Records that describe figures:
— start —

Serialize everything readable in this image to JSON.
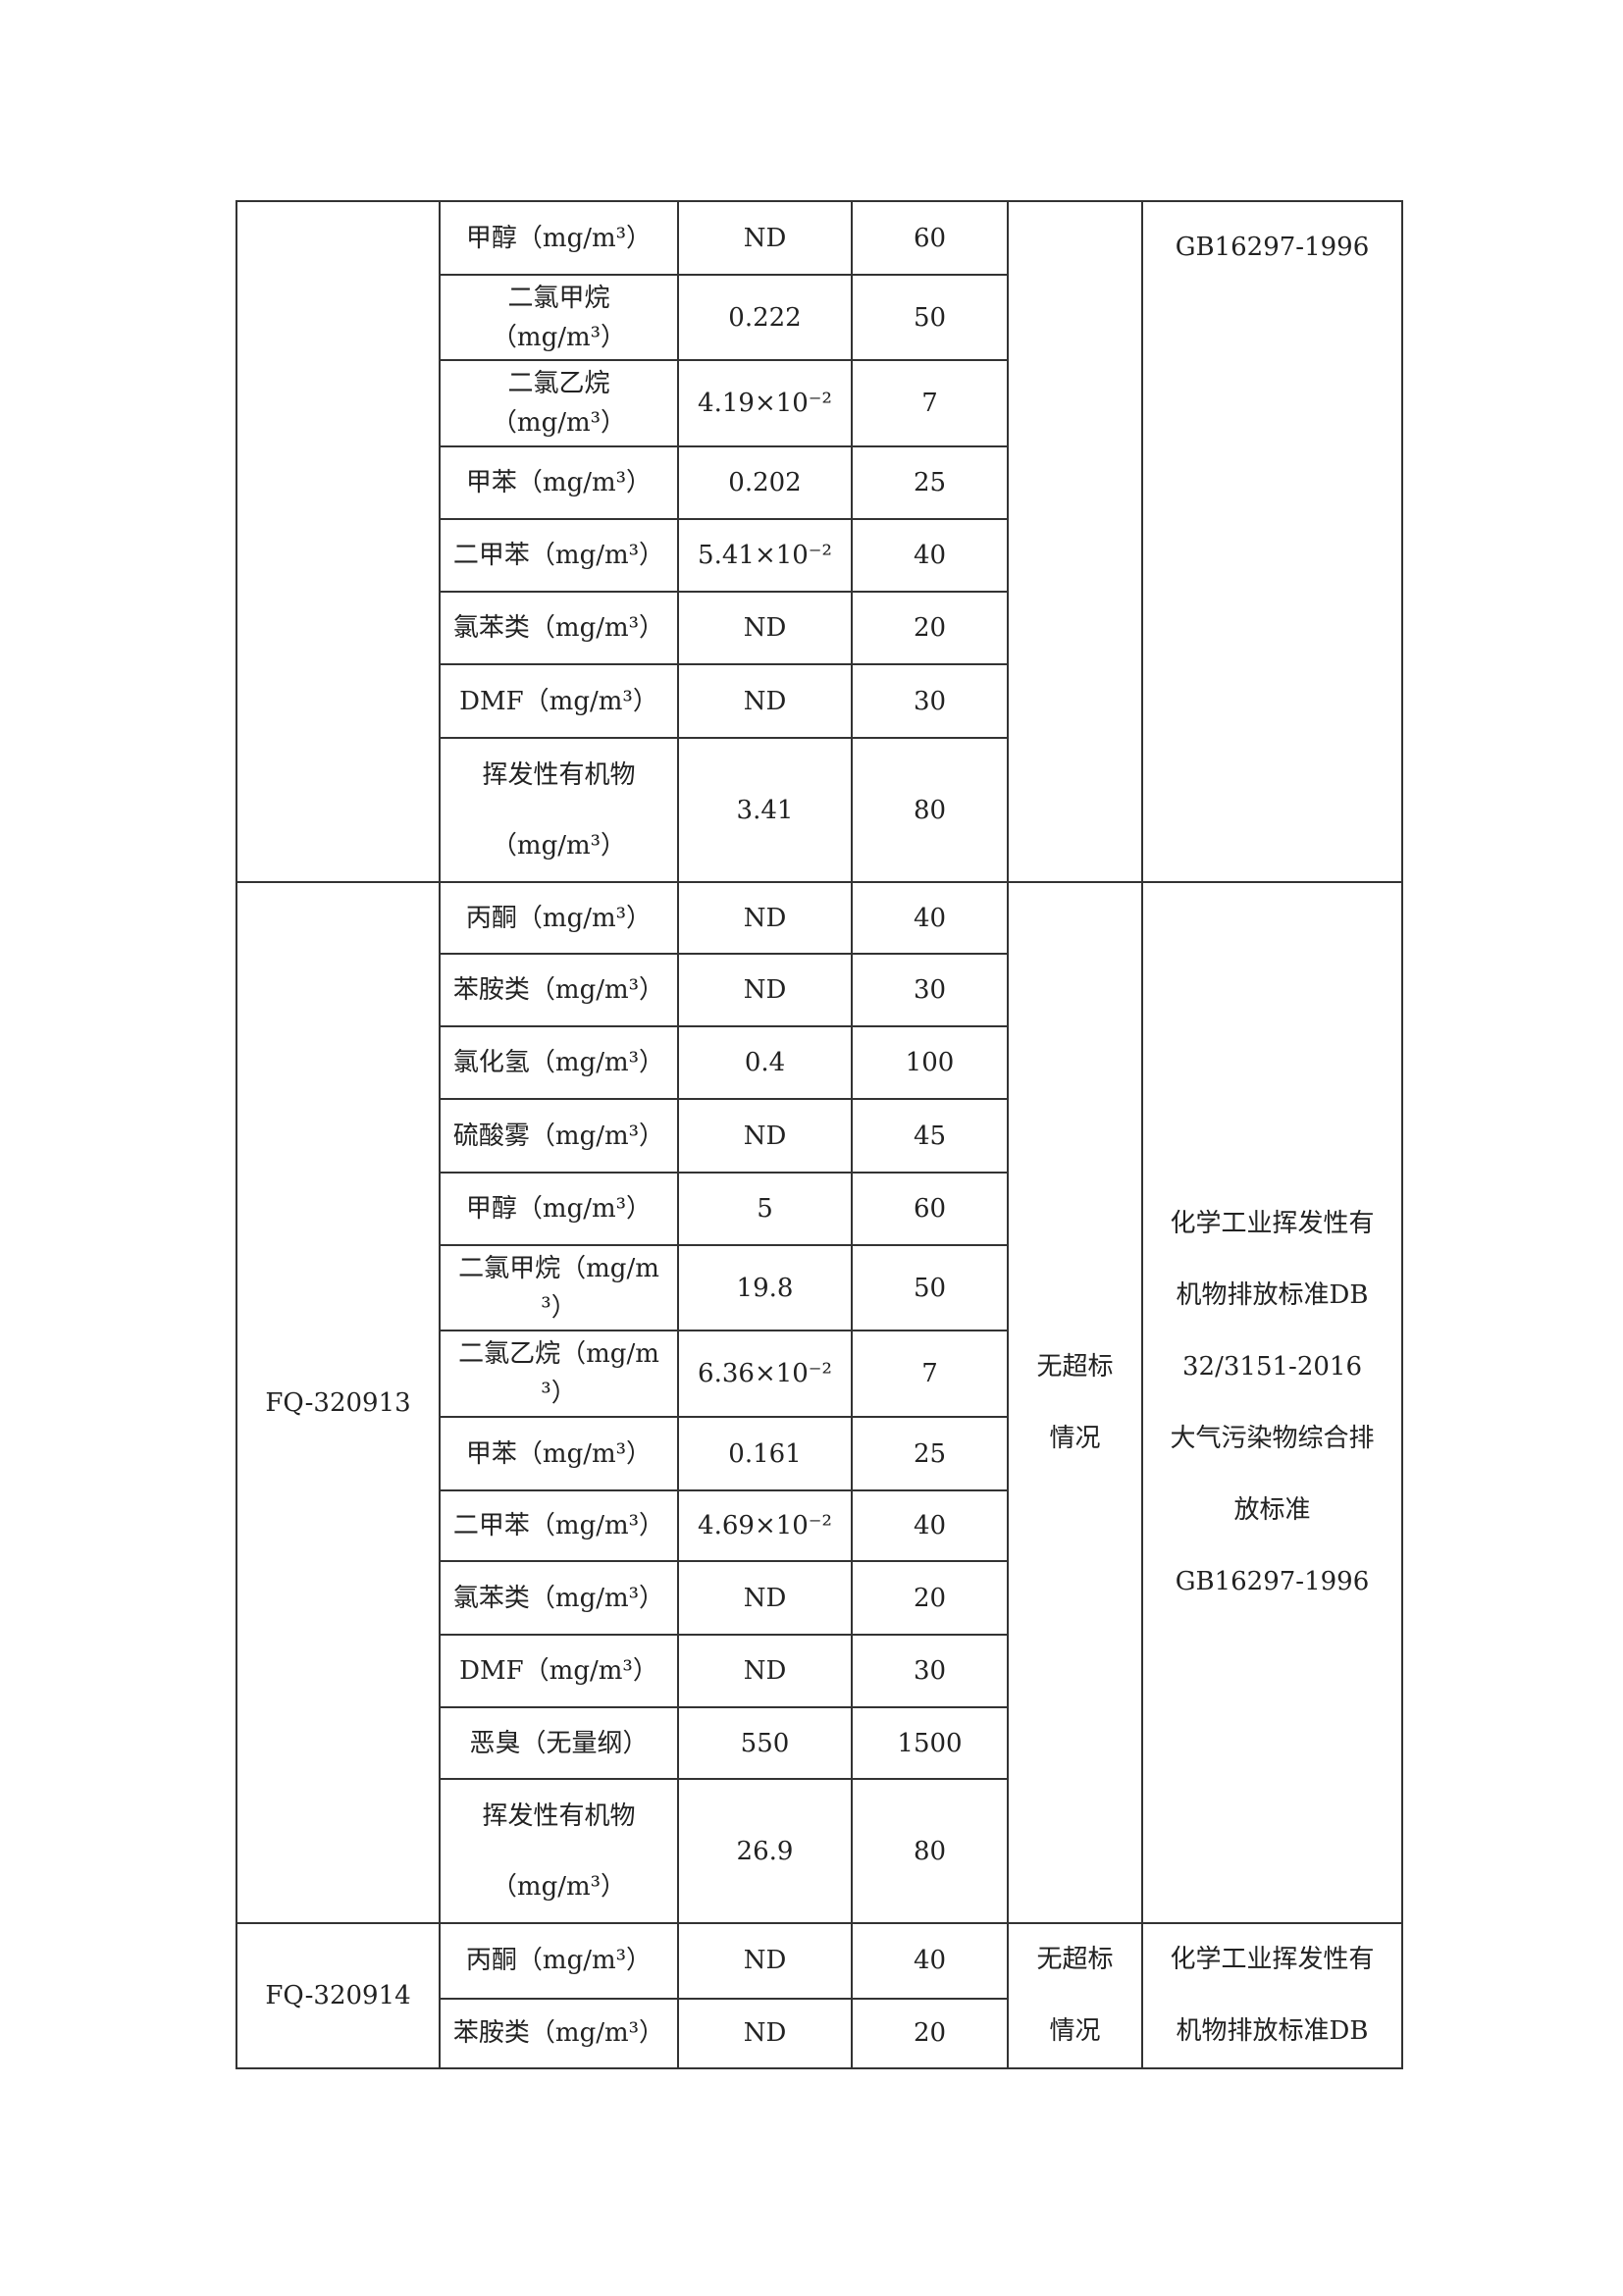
{
  "groups": [
    {
      "outlet": "",
      "conclusion": "",
      "standard": "GB16297-1996",
      "rows": [
        {
          "item": "甲醇（mg/m³）",
          "result": "ND",
          "limit": "60"
        },
        {
          "item": "二氯甲烷\n（mg/m³）",
          "result": "0.222",
          "limit": "50"
        },
        {
          "item": "二氯乙烷\n（mg/m³）",
          "result": "4.19×10⁻²",
          "limit": "7"
        },
        {
          "item": "甲苯（mg/m³）",
          "result": "0.202",
          "limit": "25"
        },
        {
          "item": "二甲苯（mg/m³）",
          "result": "5.41×10⁻²",
          "limit": "40"
        },
        {
          "item": "氯苯类（mg/m³）",
          "result": "ND",
          "limit": "20"
        },
        {
          "item": "DMF（mg/m³）",
          "result": "ND",
          "limit": "30"
        },
        {
          "item": "挥发性有机物\n（mg/m³）",
          "result": "3.41",
          "limit": "80"
        }
      ]
    },
    {
      "outlet": "FQ-320913",
      "conclusion": "无超标\n情况",
      "standard": "化学工业挥发性有\n机物排放标准DB\n32/3151-2016\n大气污染物综合排\n放标准\nGB16297-1996",
      "rows": [
        {
          "item": "丙酮（mg/m³）",
          "result": "ND",
          "limit": "40"
        },
        {
          "item": "苯胺类（mg/m³）",
          "result": "ND",
          "limit": "30"
        },
        {
          "item": "氯化氢（mg/m³）",
          "result": "0.4",
          "limit": "100"
        },
        {
          "item": "硫酸雾（mg/m³）",
          "result": "ND",
          "limit": "45"
        },
        {
          "item": "甲醇（mg/m³）",
          "result": "5",
          "limit": "60"
        },
        {
          "item": "二氯甲烷（mg/m\n³）",
          "result": "19.8",
          "limit": "50"
        },
        {
          "item": "二氯乙烷（mg/m\n³）",
          "result": "6.36×10⁻²",
          "limit": "7"
        },
        {
          "item": "甲苯（mg/m³）",
          "result": "0.161",
          "limit": "25"
        },
        {
          "item": "二甲苯（mg/m³）",
          "result": "4.69×10⁻²",
          "limit": "40"
        },
        {
          "item": "氯苯类（mg/m³）",
          "result": "ND",
          "limit": "20"
        },
        {
          "item": "DMF（mg/m³）",
          "result": "ND",
          "limit": "30"
        },
        {
          "item": "恶臭（无量纲）",
          "result": "550",
          "limit": "1500"
        },
        {
          "item": "挥发性有机物\n（mg/m³）",
          "result": "26.9",
          "limit": "80"
        }
      ]
    },
    {
      "outlet": "FQ-320914",
      "conclusion": "无超标\n情况",
      "standard": "化学工业挥发性有\n机物排放标准DB",
      "rows": [
        {
          "item": "丙酮（mg/m³）",
          "result": "ND",
          "limit": "40"
        },
        {
          "item": "苯胺类（mg/m³）",
          "result": "ND",
          "limit": "20"
        }
      ]
    }
  ]
}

— end —

What is expected: Images in the records should not be copied. Repeat all the rest exactly.

Output below:
Serialize everything readable in this image to JSON.
{
  "groups": [
    {
      "outlet": "",
      "conclusion": "",
      "standard": "GB16297-1996",
      "rows": [
        {
          "item": "甲醇（mg/m³）",
          "result": "ND",
          "limit": "60"
        },
        {
          "item": "二氯甲烷\n（mg/m³）",
          "result": "0.222",
          "limit": "50"
        },
        {
          "item": "二氯乙烷\n（mg/m³）",
          "result": "4.19×10⁻²",
          "limit": "7"
        },
        {
          "item": "甲苯（mg/m³）",
          "result": "0.202",
          "limit": "25"
        },
        {
          "item": "二甲苯（mg/m³）",
          "result": "5.41×10⁻²",
          "limit": "40"
        },
        {
          "item": "氯苯类（mg/m³）",
          "result": "ND",
          "limit": "20"
        },
        {
          "item": "DMF（mg/m³）",
          "result": "ND",
          "limit": "30"
        },
        {
          "item": "挥发性有机物\n（mg/m³）",
          "result": "3.41",
          "limit": "80"
        }
      ]
    },
    {
      "outlet": "FQ-320913",
      "conclusion": "无超标\n情况",
      "standard": "化学工业挥发性有\n机物排放标准DB\n32/3151-2016\n大气污染物综合排\n放标准\nGB16297-1996",
      "rows": [
        {
          "item": "丙酮（mg/m³）",
          "result": "ND",
          "limit": "40"
        },
        {
          "item": "苯胺类（mg/m³）",
          "result": "ND",
          "limit": "30"
        },
        {
          "item": "氯化氢（mg/m³）",
          "result": "0.4",
          "limit": "100"
        },
        {
          "item": "硫酸雾（mg/m³）",
          "result": "ND",
          "limit": "45"
        },
        {
          "item": "甲醇（mg/m³）",
          "result": "5",
          "limit": "60"
        },
        {
          "item": "二氯甲烷（mg/m\n³）",
          "result": "19.8",
          "limit": "50"
        },
        {
          "item": "二氯乙烷（mg/m\n³）",
          "result": "6.36×10⁻²",
          "limit": "7"
        },
        {
          "item": "甲苯（mg/m³）",
          "result": "0.161",
          "limit": "25"
        },
        {
          "item": "二甲苯（mg/m³）",
          "result": "4.69×10⁻²",
          "limit": "40"
        },
        {
          "item": "氯苯类（mg/m³）",
          "result": "ND",
          "limit": "20"
        },
        {
          "item": "DMF（mg/m³）",
          "result": "ND",
          "limit": "30"
        },
        {
          "item": "恶臭（无量纲）",
          "result": "550",
          "limit": "1500"
        },
        {
          "item": "挥发性有机物\n（mg/m³）",
          "result": "26.9",
          "limit": "80"
        }
      ]
    },
    {
      "outlet": "FQ-320914",
      "conclusion": "无超标\n情况",
      "standard": "化学工业挥发性有\n机物排放标准DB",
      "rows": [
        {
          "item": "丙酮（mg/m³）",
          "result": "ND",
          "limit": "40"
        },
        {
          "item": "苯胺类（mg/m³）",
          "result": "ND",
          "limit": "20"
        }
      ]
    }
  ]
}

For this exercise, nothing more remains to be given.